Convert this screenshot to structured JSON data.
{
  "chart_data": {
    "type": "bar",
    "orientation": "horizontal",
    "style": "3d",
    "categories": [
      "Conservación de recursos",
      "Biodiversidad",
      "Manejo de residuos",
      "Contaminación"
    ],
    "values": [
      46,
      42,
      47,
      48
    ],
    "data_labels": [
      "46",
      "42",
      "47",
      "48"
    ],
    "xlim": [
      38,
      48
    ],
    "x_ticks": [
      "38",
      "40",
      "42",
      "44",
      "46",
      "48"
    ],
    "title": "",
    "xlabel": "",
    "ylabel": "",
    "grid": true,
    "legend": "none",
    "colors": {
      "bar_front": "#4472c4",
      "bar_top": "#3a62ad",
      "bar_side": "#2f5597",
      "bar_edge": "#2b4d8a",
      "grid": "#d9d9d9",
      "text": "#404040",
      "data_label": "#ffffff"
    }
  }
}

-*-

__What you need to do__: Repeat the records above in full, character for character.

__Finished task__:
Convert this screenshot to structured JSON data.
{
  "chart_data": {
    "type": "bar",
    "orientation": "horizontal",
    "style": "3d",
    "categories": [
      "Conservación de recursos",
      "Biodiversidad",
      "Manejo de residuos",
      "Contaminación"
    ],
    "values": [
      46,
      42,
      47,
      48
    ],
    "data_labels": [
      "46",
      "42",
      "47",
      "48"
    ],
    "xlim": [
      38,
      48
    ],
    "x_ticks": [
      "38",
      "40",
      "42",
      "44",
      "46",
      "48"
    ],
    "title": "",
    "xlabel": "",
    "ylabel": "",
    "grid": true,
    "legend": "none",
    "colors": {
      "bar_front": "#4472c4",
      "bar_top": "#3a62ad",
      "bar_side": "#2f5597",
      "bar_edge": "#2b4d8a",
      "grid": "#d9d9d9",
      "text": "#404040",
      "data_label": "#ffffff"
    }
  }
}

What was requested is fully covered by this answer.